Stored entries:
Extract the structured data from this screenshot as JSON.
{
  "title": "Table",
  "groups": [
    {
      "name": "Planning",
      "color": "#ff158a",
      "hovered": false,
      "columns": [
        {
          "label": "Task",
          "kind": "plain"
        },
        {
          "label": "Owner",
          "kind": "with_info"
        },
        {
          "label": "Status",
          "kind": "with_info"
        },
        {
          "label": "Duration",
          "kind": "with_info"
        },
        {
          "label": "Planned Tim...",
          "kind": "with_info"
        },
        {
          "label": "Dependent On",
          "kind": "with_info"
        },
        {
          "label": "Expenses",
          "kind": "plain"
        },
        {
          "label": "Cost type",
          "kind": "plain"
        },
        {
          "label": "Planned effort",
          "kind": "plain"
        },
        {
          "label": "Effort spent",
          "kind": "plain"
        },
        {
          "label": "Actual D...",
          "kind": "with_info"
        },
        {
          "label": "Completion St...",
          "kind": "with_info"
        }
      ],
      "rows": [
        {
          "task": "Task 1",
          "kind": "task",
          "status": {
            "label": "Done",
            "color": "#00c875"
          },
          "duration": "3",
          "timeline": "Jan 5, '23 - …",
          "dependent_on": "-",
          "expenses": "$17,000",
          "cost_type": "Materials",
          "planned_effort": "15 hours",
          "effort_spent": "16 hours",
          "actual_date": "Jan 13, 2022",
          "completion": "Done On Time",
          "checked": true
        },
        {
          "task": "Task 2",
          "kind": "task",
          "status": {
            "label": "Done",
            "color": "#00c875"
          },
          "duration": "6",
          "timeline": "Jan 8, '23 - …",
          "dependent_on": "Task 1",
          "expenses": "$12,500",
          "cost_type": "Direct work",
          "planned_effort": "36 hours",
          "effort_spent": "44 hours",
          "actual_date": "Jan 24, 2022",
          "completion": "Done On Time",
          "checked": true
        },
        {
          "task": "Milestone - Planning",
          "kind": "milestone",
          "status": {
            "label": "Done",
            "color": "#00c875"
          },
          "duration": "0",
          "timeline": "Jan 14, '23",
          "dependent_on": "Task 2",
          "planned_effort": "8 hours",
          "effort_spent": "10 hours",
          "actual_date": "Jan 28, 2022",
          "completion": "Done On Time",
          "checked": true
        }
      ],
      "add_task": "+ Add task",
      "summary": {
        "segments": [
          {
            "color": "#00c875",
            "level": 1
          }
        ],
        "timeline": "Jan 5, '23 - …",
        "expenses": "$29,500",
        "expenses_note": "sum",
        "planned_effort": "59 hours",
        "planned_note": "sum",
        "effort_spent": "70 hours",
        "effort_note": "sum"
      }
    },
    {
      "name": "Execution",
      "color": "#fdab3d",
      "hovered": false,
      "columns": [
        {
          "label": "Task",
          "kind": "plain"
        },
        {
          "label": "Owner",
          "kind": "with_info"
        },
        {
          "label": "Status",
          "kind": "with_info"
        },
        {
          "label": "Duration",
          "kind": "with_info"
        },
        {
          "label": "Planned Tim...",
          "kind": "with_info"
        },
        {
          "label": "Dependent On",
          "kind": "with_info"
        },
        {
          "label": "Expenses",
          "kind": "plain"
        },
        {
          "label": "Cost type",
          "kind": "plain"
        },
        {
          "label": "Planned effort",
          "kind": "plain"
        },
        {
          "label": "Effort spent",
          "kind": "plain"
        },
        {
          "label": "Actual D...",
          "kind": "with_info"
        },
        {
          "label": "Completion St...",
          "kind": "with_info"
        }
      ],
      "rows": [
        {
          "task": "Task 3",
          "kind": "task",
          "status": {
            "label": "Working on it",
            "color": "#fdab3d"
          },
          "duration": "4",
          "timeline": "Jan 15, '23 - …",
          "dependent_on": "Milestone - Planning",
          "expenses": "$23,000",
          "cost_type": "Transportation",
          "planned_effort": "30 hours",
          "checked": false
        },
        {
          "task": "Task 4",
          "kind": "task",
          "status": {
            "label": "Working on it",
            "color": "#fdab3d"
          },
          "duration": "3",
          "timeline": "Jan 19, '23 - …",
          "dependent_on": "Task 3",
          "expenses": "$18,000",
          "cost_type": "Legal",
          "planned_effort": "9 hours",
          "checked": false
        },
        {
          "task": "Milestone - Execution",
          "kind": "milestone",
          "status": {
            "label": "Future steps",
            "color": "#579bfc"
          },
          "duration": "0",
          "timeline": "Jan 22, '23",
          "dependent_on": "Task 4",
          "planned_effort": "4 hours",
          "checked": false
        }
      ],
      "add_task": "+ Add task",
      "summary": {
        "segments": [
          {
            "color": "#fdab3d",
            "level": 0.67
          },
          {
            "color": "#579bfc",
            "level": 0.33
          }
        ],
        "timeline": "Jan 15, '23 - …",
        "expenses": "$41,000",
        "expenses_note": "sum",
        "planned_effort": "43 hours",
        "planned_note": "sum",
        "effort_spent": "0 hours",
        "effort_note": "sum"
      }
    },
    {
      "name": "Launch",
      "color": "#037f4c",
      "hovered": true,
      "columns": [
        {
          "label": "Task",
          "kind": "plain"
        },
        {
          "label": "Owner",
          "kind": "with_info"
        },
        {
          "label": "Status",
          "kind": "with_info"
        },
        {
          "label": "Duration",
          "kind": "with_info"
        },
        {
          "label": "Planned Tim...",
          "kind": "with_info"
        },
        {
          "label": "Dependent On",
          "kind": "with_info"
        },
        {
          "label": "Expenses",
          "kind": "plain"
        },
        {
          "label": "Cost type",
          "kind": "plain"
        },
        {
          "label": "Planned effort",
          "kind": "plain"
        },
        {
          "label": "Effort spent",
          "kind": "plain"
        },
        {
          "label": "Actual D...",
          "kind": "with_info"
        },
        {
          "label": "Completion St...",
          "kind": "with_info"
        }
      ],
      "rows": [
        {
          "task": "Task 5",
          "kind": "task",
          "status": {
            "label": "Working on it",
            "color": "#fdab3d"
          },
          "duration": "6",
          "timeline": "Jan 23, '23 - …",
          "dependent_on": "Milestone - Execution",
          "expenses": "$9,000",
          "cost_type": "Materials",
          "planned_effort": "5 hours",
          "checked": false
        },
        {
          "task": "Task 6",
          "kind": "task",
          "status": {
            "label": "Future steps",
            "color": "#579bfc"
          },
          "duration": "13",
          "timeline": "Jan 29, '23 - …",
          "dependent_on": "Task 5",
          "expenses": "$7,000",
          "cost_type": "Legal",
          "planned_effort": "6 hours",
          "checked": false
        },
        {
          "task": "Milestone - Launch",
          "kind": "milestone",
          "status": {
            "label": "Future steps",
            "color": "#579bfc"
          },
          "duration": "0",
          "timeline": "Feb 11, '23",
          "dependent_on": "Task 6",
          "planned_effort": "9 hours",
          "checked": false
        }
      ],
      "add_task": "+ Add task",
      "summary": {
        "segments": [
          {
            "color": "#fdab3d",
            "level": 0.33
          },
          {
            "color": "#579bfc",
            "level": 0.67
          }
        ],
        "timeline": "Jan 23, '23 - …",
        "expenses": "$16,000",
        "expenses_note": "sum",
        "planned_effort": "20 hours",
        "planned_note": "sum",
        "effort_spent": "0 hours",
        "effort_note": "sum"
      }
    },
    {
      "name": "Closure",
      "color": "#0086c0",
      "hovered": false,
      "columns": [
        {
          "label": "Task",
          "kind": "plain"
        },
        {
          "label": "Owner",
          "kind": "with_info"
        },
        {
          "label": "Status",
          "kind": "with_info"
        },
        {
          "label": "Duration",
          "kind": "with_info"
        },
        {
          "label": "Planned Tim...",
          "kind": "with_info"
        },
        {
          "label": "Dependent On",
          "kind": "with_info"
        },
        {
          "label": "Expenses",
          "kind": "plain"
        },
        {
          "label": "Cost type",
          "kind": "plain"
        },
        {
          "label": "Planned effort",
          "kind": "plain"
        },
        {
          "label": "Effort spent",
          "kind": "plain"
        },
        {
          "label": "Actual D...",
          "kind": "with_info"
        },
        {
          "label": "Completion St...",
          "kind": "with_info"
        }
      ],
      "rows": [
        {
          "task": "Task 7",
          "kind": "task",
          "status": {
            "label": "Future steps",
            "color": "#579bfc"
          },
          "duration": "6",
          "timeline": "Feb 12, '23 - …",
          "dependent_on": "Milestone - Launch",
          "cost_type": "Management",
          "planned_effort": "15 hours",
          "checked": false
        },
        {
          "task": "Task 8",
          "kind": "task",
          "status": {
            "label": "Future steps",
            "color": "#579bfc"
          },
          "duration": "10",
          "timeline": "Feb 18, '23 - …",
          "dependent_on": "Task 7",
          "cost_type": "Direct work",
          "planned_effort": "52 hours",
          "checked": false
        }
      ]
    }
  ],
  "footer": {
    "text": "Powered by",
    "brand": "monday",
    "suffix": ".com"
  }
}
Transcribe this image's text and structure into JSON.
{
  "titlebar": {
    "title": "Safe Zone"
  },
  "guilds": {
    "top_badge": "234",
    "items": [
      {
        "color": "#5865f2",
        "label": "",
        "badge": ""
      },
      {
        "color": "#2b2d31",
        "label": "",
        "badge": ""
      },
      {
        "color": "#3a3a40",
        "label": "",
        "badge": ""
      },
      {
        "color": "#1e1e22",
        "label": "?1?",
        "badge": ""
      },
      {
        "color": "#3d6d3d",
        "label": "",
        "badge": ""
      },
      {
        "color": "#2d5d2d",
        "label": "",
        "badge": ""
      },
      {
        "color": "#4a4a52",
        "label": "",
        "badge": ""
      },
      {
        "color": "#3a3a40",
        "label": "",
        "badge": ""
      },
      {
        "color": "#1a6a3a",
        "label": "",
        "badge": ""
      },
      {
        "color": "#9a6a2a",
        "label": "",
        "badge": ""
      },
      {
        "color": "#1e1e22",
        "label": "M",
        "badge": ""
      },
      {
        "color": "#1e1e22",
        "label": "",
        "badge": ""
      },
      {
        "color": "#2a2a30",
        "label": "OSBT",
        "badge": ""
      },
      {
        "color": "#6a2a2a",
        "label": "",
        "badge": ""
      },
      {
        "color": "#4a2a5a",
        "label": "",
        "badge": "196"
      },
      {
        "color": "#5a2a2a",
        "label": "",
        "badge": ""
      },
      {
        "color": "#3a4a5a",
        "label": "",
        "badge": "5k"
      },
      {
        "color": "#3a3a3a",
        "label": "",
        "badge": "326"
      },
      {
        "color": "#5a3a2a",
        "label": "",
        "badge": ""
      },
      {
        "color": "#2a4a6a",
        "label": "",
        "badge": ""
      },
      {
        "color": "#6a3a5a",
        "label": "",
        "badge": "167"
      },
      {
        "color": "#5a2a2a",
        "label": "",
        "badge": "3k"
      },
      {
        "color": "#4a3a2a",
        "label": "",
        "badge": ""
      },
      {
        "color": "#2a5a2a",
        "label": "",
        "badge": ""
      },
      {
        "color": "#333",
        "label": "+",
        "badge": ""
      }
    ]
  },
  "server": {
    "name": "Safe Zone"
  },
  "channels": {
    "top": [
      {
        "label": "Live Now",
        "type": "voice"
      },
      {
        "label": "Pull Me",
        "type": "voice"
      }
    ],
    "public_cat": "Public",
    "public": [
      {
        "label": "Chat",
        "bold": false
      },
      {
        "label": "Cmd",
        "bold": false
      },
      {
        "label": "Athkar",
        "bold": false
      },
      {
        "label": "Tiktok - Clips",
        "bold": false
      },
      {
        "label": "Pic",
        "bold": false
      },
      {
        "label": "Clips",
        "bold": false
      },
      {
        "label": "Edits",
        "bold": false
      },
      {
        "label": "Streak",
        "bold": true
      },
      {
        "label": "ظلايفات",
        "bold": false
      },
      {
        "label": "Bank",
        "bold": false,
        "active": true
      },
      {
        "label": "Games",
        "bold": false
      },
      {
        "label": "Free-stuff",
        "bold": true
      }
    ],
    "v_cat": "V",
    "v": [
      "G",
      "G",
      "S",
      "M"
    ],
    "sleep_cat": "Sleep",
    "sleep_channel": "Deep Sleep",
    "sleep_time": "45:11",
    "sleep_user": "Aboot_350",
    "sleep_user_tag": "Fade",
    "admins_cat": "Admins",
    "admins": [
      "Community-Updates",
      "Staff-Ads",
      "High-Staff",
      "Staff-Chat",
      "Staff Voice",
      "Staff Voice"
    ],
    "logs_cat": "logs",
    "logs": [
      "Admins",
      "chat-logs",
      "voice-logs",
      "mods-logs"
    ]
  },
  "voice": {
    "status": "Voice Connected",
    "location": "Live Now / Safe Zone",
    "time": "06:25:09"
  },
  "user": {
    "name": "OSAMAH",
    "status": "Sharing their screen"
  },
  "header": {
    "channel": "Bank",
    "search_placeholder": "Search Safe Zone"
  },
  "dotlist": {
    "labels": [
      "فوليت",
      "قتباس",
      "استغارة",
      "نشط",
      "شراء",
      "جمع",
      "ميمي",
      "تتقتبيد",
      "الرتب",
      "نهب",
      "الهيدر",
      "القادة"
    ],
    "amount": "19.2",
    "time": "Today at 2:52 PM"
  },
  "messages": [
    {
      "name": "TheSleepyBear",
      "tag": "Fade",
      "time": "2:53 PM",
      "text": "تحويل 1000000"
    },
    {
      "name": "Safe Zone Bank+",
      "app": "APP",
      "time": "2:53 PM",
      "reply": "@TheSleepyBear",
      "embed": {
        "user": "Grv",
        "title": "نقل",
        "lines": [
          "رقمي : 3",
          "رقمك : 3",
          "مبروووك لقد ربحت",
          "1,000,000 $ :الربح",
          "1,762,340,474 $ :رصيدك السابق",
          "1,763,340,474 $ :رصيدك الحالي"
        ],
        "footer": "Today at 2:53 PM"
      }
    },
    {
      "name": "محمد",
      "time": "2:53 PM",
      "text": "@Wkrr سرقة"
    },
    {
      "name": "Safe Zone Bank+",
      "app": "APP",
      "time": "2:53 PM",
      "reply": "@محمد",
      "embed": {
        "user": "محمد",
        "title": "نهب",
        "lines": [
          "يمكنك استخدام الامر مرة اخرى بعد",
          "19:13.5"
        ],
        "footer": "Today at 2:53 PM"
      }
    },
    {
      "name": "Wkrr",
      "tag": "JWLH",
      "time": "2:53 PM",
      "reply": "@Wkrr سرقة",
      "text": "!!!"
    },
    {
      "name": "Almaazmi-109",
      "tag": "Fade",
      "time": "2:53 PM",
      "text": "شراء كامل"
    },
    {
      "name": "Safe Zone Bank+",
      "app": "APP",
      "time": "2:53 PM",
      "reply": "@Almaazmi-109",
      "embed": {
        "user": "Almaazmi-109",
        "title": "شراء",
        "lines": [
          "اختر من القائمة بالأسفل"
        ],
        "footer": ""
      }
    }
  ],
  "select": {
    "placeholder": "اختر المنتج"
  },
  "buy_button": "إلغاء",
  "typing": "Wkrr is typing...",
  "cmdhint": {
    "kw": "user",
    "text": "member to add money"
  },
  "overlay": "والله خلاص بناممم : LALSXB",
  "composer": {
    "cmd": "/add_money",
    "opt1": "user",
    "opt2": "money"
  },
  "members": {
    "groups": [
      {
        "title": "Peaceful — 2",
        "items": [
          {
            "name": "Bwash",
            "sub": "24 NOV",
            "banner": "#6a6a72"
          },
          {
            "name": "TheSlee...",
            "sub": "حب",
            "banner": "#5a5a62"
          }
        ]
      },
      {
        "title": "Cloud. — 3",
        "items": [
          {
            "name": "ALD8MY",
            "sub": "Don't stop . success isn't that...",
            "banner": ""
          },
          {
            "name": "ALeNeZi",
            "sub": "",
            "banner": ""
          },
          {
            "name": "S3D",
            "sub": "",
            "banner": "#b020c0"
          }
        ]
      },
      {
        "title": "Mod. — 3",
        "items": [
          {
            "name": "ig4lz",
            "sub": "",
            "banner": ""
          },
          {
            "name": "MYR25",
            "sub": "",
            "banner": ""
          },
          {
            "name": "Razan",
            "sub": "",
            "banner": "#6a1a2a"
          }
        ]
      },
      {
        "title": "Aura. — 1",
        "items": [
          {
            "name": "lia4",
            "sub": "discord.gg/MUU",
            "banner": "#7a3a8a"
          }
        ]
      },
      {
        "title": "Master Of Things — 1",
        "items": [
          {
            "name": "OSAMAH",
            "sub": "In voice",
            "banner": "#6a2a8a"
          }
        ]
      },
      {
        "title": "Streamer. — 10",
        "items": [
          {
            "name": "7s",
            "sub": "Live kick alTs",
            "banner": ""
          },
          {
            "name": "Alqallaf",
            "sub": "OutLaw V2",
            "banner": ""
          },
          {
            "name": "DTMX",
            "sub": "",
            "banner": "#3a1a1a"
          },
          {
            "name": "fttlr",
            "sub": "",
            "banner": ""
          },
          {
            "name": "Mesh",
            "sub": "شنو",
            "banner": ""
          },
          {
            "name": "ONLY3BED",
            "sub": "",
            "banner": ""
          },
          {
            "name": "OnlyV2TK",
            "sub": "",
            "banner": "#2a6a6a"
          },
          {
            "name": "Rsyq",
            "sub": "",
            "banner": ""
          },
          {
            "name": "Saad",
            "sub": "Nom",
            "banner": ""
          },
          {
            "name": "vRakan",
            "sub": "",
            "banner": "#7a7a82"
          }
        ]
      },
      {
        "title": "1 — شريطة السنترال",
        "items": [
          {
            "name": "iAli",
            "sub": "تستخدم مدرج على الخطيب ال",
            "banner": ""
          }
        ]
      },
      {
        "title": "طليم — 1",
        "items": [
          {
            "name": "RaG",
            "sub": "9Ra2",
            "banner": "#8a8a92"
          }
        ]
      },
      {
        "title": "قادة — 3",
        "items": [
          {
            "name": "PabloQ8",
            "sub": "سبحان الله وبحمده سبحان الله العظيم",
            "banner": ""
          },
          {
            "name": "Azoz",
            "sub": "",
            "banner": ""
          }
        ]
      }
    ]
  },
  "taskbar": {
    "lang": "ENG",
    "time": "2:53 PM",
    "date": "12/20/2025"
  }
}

**TASK REQUIREMENTS**. Gather all lines where the word "رصيدك" appears.

**THE COMPLETED TASK**.
          "1,762,340,474 $ :رصيدك السابق",
          "1,763,340,474 $ :رصيدك الحالي"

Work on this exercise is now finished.